Problem statement: Quote all entries exactly, leaving pictures aside.

Collected data entries:
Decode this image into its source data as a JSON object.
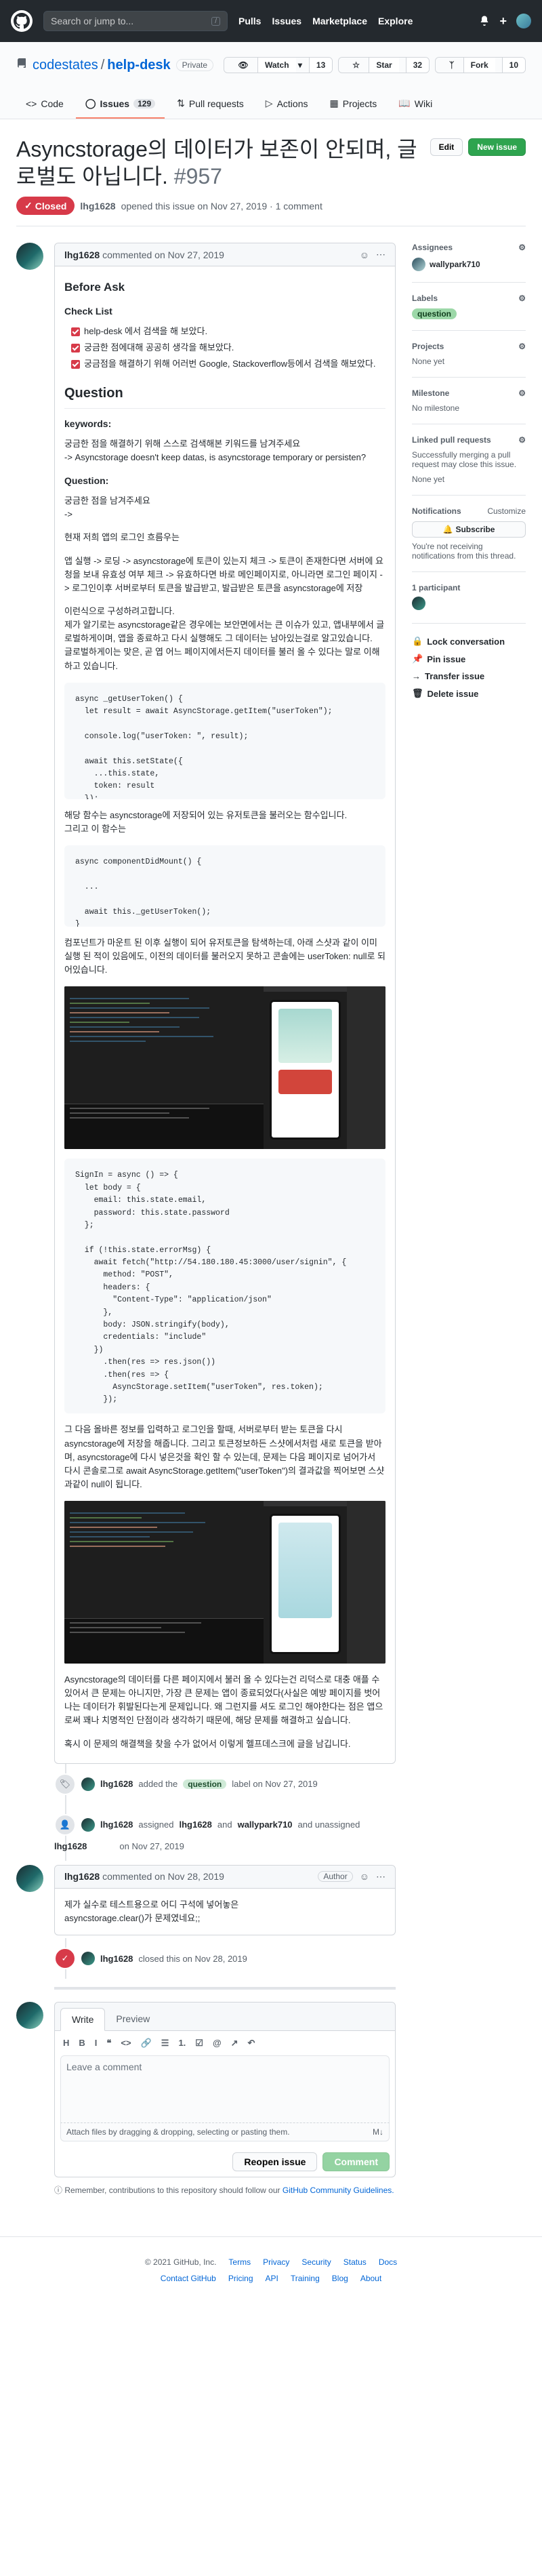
{
  "header": {
    "search_placeholder": "Search or jump to...",
    "search_key": "/",
    "nav": [
      "Pulls",
      "Issues",
      "Marketplace",
      "Explore"
    ],
    "plus": "+"
  },
  "repo": {
    "owner": "codestates",
    "name": "help-desk",
    "visibility": "Private",
    "watch_label": "Watch",
    "watch_count": "13",
    "star_label": "Star",
    "star_count": "32",
    "fork_label": "Fork",
    "fork_count": "10",
    "tabs": [
      {
        "label": "Code"
      },
      {
        "label": "Issues",
        "count": "129"
      },
      {
        "label": "Pull requests"
      },
      {
        "label": "Actions"
      },
      {
        "label": "Projects"
      },
      {
        "label": "Wiki"
      }
    ]
  },
  "issue": {
    "title": "Asyncstorage의 데이터가 보존이 안되며, 글로벌도 아닙니다.",
    "number": "#957",
    "edit_label": "Edit",
    "new_issue_label": "New issue",
    "state": "Closed",
    "author": "lhg1628",
    "opened_text": "opened this issue on Nov 27, 2019 · 1 comment"
  },
  "main_comment": {
    "author": "lhg1628",
    "date_text": "commented on Nov 27, 2019",
    "h_before": "Before Ask",
    "checklist_title": "Check List",
    "checklist": [
      "help-desk 에서 검색을 해 보았다.",
      "궁금한 점에대해 공공히 생각을 해보았다.",
      "궁금점을 해결하기 위해 어러번 Google, Stackoverflow등에서 검색을 해보았다."
    ],
    "h_question": "Question",
    "keywords_title": "keywords:",
    "keywords_text": "궁금한 점을 해결하기 위해 스스로 검색해본 키워드를 남겨주세요\n-> Asyncstorage doesn't keep datas, is asyncstorage temporary or persisten?",
    "question_title": "Question:",
    "question_text": "궁금한 점을 남겨주세요\n->",
    "p1": "현재 저희 앱의 로그인 흐름우는",
    "p2": "앱 실행 -> 로딩 -> asyncstorage에 토큰이 있는지 체크 -> 토큰이 존재한다면 서버에 요청을 보내 유효성 여부 체크 -> 유효하다면 바로 메인페이지로, 아니라면 로그인 페이지 -> 로그인이후 서버로부터 토큰을 발급받고, 발급받은 토큰을 asyncstorage에 저장",
    "p3": "이런식으로 구성하려고합니다.\n제가 알기로는 asyncstorage같은 경우에는 보안면에서는 큰 이슈가 있고, 앱내부에서 글로벌하게이며, 앱을 종료하고 다시 실행해도 그 데이터는 남아있는걸로 알고있습니다.\n글로벌하게이는 맞은, 곧 엽 어느 페이지에서든지 데이터를 불러 올 수 있다는 말로 이해 하고 있습니다.",
    "code1": "async _getUserToken() {\n  let result = await AsyncStorage.getItem(\"userToken\");\n\n  console.log(\"userToken: \", result);\n\n  await this.setState({\n    ...this.state,\n    token: result\n  });\n}",
    "p4": "해당 함수는 asyncstorage에 저장되어 있는 유저토큰을 불러오는 함수입니다.\n그리고 이 함수는",
    "code2": "async componentDidMount() {\n\n  ...\n\n  await this._getUserToken();\n}",
    "p5": "컴포넌트가 마운트 된 이후 실행이 되어 유저토큰을 탐색하는데, 아래 스샷과 같이 이미 실행 된 적이 있음에도, 이전의 데이터를 불러오지 못하고 콘솔에는 userToken: null로 되어있습니다.",
    "code3": "SignIn = async () => {\n  let body = {\n    email: this.state.email,\n    password: this.state.password\n  };\n\n  if (!this.state.errorMsg) {\n    await fetch(\"http://54.180.180.45:3000/user/signin\", {\n      method: \"POST\",\n      headers: {\n        \"Content-Type\": \"application/json\"\n      },\n      body: JSON.stringify(body),\n      credentials: \"include\"\n    })\n      .then(res => res.json())\n      .then(res => {\n        AsyncStorage.setItem(\"userToken\", res.token);\n      });\n\n    await this._getUserToken();\n\n    await this.props.navigation.navigate(\"MainPart\");\n  }\n};",
    "p6": "그 다음 올바른 정보를 입력하고 로그인을 할때, 서버로부터 받는 토큰을 다시 asyncstorage에 저장을 해줍니다. 그리고 토큰정보하든 스샷에서처럼 새로 토큰을 받아며, asyncstorage에 다시 넣은것을 확인 할 수 있는데, 문제는 다음 페이지로 넘어가서 다시 콘솔로그로 await AsyncStorage.getItem(\"userToken\")의 결과값을 찍어보면 스샷과같이 null이 됩니다.",
    "p7": "Asyncstorage의 데이터를 다른 페이지에서 불러 올 수 있다는건 리덕스로 대충 애플 수 있어서 큰 문제는 아니지만, 가장 큰 문제는 앱이 종료되었다(사실은 예방 페이지를 벗어나는 데이터가 휘발된다는게 문제입니다. 왜 그런지를 셔도 로그인 해야한다는 점은 앱으로써 꽤나 치명적인 단점이라 생각하기 때문에, 해당 문제를 해결하고 싶습니다.",
    "p8": "혹시 이 문제의 해결책을 찾을 수가 없어서 이렇게 헬프데스크에 글을 남깁니다."
  },
  "events": {
    "label_actor": "lhg1628",
    "label_text_a": "added the",
    "label_name": "question",
    "label_text_b": "label on Nov 27, 2019",
    "assign_actor": "lhg1628",
    "assign_text_a": "assigned",
    "assign_user_a": "lhg1628",
    "assign_and": "and",
    "assign_user_b": "wallypark710",
    "assign_text_b": "and unassigned",
    "assign_user_c": "lhg1628",
    "assign_date": "on Nov 27, 2019",
    "closed_actor": "lhg1628",
    "closed_text": "closed this on Nov 28, 2019"
  },
  "second_comment": {
    "author": "lhg1628",
    "date_text": "commented on Nov 28, 2019",
    "badge": "Author",
    "body": "제가 실수로 테스트용으로 어디 구석에 넣어놓은\nasyncstorage.clear()가 문제였네요;;"
  },
  "new_comment": {
    "tab_write": "Write",
    "tab_preview": "Preview",
    "tools": [
      "H",
      "B",
      "I",
      "❝",
      "<>",
      "🔗",
      "☰",
      "1.",
      "☑",
      "@",
      "↗",
      "↶"
    ],
    "placeholder": "Leave a comment",
    "attach_text": "Attach files by dragging & dropping, selecting or pasting them.",
    "md_badge": "M↓",
    "reopen_label": "Reopen issue",
    "comment_label": "Comment",
    "note_text": "Remember, contributions to this repository should follow our",
    "note_link": "GitHub Community Guidelines."
  },
  "sidebar": {
    "assignees_title": "Assignees",
    "assignee": "wallypark710",
    "labels_title": "Labels",
    "label": "question",
    "projects_title": "Projects",
    "projects_value": "None yet",
    "milestone_title": "Milestone",
    "milestone_value": "No milestone",
    "linked_title": "Linked pull requests",
    "linked_value": "Successfully merging a pull request may close this issue.",
    "linked_none": "None yet",
    "notifications_title": "Notifications",
    "customize": "Customize",
    "subscribe": "Subscribe",
    "notif_text": "You're not receiving notifications from this thread.",
    "participants": "1 participant",
    "lock": "Lock conversation",
    "pin": "Pin issue",
    "transfer": "Transfer issue",
    "delete": "Delete issue"
  },
  "footer": {
    "copyright": "© 2021 GitHub, Inc.",
    "links_a": [
      "Terms",
      "Privacy",
      "Security",
      "Status",
      "Docs"
    ],
    "links_b": [
      "Contact GitHub",
      "Pricing",
      "API",
      "Training",
      "Blog",
      "About"
    ]
  },
  "colors": {
    "closed": "#d73a49",
    "green": "#2ea44f",
    "accent_tab": "#f9826c",
    "link": "#0366d6"
  }
}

Answer for this exercise:
Decode this image into its source data as a JSON object.
{
  "header": {
    "search_placeholder": "Search or jump to...",
    "search_key": "/",
    "nav": [
      "Pulls",
      "Issues",
      "Marketplace",
      "Explore"
    ],
    "plus": "+"
  },
  "repo": {
    "owner": "codestates",
    "name": "help-desk",
    "visibility": "Private",
    "watch_label": "Watch",
    "watch_count": "13",
    "star_label": "Star",
    "star_count": "32",
    "fork_label": "Fork",
    "fork_count": "10",
    "tabs": [
      {
        "label": "Code"
      },
      {
        "label": "Issues",
        "count": "129"
      },
      {
        "label": "Pull requests"
      },
      {
        "label": "Actions"
      },
      {
        "label": "Projects"
      },
      {
        "label": "Wiki"
      }
    ]
  },
  "issue": {
    "title": "Asyncstorage의 데이터가 보존이 안되며, 글로벌도 아닙니다.",
    "number": "#957",
    "edit_label": "Edit",
    "new_issue_label": "New issue",
    "state": "Closed",
    "author": "lhg1628",
    "opened_text": "opened this issue on Nov 27, 2019 · 1 comment"
  },
  "main_comment": {
    "author": "lhg1628",
    "date_text": "commented on Nov 27, 2019",
    "h_before": "Before Ask",
    "checklist_title": "Check List",
    "checklist": [
      "help-desk 에서 검색을 해 보았다.",
      "궁금한 점에대해 공공히 생각을 해보았다.",
      "궁금점을 해결하기 위해 어러번 Google, Stackoverflow등에서 검색을 해보았다."
    ],
    "h_question": "Question",
    "keywords_title": "keywords:",
    "keywords_text": "궁금한 점을 해결하기 위해 스스로 검색해본 키워드를 남겨주세요\n-> Asyncstorage doesn't keep datas, is asyncstorage temporary or persisten?",
    "question_title": "Question:",
    "question_text": "궁금한 점을 남겨주세요\n->",
    "p1": "현재 저희 앱의 로그인 흐름우는",
    "p2": "앱 실행 -> 로딩 -> asyncstorage에 토큰이 있는지 체크 -> 토큰이 존재한다면 서버에 요청을 보내 유효성 여부 체크 -> 유효하다면 바로 메인페이지로, 아니라면 로그인 페이지 -> 로그인이후 서버로부터 토큰을 발급받고, 발급받은 토큰을 asyncstorage에 저장",
    "p3": "이런식으로 구성하려고합니다.\n제가 알기로는 asyncstorage같은 경우에는 보안면에서는 큰 이슈가 있고, 앱내부에서 글로벌하게이며, 앱을 종료하고 다시 실행해도 그 데이터는 남아있는걸로 알고있습니다.\n글로벌하게이는 맞은, 곧 엽 어느 페이지에서든지 데이터를 불러 올 수 있다는 말로 이해 하고 있습니다.",
    "code1": "async _getUserToken() {\n  let result = await AsyncStorage.getItem(\"userToken\");\n\n  console.log(\"userToken: \", result);\n\n  await this.setState({\n    ...this.state,\n    token: result\n  });\n}",
    "p4": "해당 함수는 asyncstorage에 저장되어 있는 유저토큰을 불러오는 함수입니다.\n그리고 이 함수는",
    "code2": "async componentDidMount() {\n\n  ...\n\n  await this._getUserToken();\n}",
    "p5": "컴포넌트가 마운트 된 이후 실행이 되어 유저토큰을 탐색하는데, 아래 스샷과 같이 이미 실행 된 적이 있음에도, 이전의 데이터를 불러오지 못하고 콘솔에는 userToken: null로 되어있습니다.",
    "code3": "SignIn = async () => {\n  let body = {\n    email: this.state.email,\n    password: this.state.password\n  };\n\n  if (!this.state.errorMsg) {\n    await fetch(\"http://54.180.180.45:3000/user/signin\", {\n      method: \"POST\",\n      headers: {\n        \"Content-Type\": \"application/json\"\n      },\n      body: JSON.stringify(body),\n      credentials: \"include\"\n    })\n      .then(res => res.json())\n      .then(res => {\n        AsyncStorage.setItem(\"userToken\", res.token);\n      });\n\n    await this._getUserToken();\n\n    await this.props.navigation.navigate(\"MainPart\");\n  }\n};",
    "p6": "그 다음 올바른 정보를 입력하고 로그인을 할때, 서버로부터 받는 토큰을 다시 asyncstorage에 저장을 해줍니다. 그리고 토큰정보하든 스샷에서처럼 새로 토큰을 받아며, asyncstorage에 다시 넣은것을 확인 할 수 있는데, 문제는 다음 페이지로 넘어가서 다시 콘솔로그로 await AsyncStorage.getItem(\"userToken\")의 결과값을 찍어보면 스샷과같이 null이 됩니다.",
    "p7": "Asyncstorage의 데이터를 다른 페이지에서 불러 올 수 있다는건 리덕스로 대충 애플 수 있어서 큰 문제는 아니지만, 가장 큰 문제는 앱이 종료되었다(사실은 예방 페이지를 벗어나는 데이터가 휘발된다는게 문제입니다. 왜 그런지를 셔도 로그인 해야한다는 점은 앱으로써 꽤나 치명적인 단점이라 생각하기 때문에, 해당 문제를 해결하고 싶습니다.",
    "p8": "혹시 이 문제의 해결책을 찾을 수가 없어서 이렇게 헬프데스크에 글을 남깁니다."
  },
  "events": {
    "label_actor": "lhg1628",
    "label_text_a": "added the",
    "label_name": "question",
    "label_text_b": "label on Nov 27, 2019",
    "assign_actor": "lhg1628",
    "assign_text_a": "assigned",
    "assign_user_a": "lhg1628",
    "assign_and": "and",
    "assign_user_b": "wallypark710",
    "assign_text_b": "and unassigned",
    "assign_user_c": "lhg1628",
    "assign_date": "on Nov 27, 2019",
    "closed_actor": "lhg1628",
    "closed_text": "closed this on Nov 28, 2019"
  },
  "second_comment": {
    "author": "lhg1628",
    "date_text": "commented on Nov 28, 2019",
    "badge": "Author",
    "body": "제가 실수로 테스트용으로 어디 구석에 넣어놓은\nasyncstorage.clear()가 문제였네요;;"
  },
  "new_comment": {
    "tab_write": "Write",
    "tab_preview": "Preview",
    "tools": [
      "H",
      "B",
      "I",
      "❝",
      "<>",
      "🔗",
      "☰",
      "1.",
      "☑",
      "@",
      "↗",
      "↶"
    ],
    "placeholder": "Leave a comment",
    "attach_text": "Attach files by dragging & dropping, selecting or pasting them.",
    "md_badge": "M↓",
    "reopen_label": "Reopen issue",
    "comment_label": "Comment",
    "note_text": "Remember, contributions to this repository should follow our",
    "note_link": "GitHub Community Guidelines."
  },
  "sidebar": {
    "assignees_title": "Assignees",
    "assignee": "wallypark710",
    "labels_title": "Labels",
    "label": "question",
    "projects_title": "Projects",
    "projects_value": "None yet",
    "milestone_title": "Milestone",
    "milestone_value": "No milestone",
    "linked_title": "Linked pull requests",
    "linked_value": "Successfully merging a pull request may close this issue.",
    "linked_none": "None yet",
    "notifications_title": "Notifications",
    "customize": "Customize",
    "subscribe": "Subscribe",
    "notif_text": "You're not receiving notifications from this thread.",
    "participants": "1 participant",
    "lock": "Lock conversation",
    "pin": "Pin issue",
    "transfer": "Transfer issue",
    "delete": "Delete issue"
  },
  "footer": {
    "copyright": "© 2021 GitHub, Inc.",
    "links_a": [
      "Terms",
      "Privacy",
      "Security",
      "Status",
      "Docs"
    ],
    "links_b": [
      "Contact GitHub",
      "Pricing",
      "API",
      "Training",
      "Blog",
      "About"
    ]
  },
  "colors": {
    "closed": "#d73a49",
    "green": "#2ea44f",
    "accent_tab": "#f9826c",
    "link": "#0366d6"
  }
}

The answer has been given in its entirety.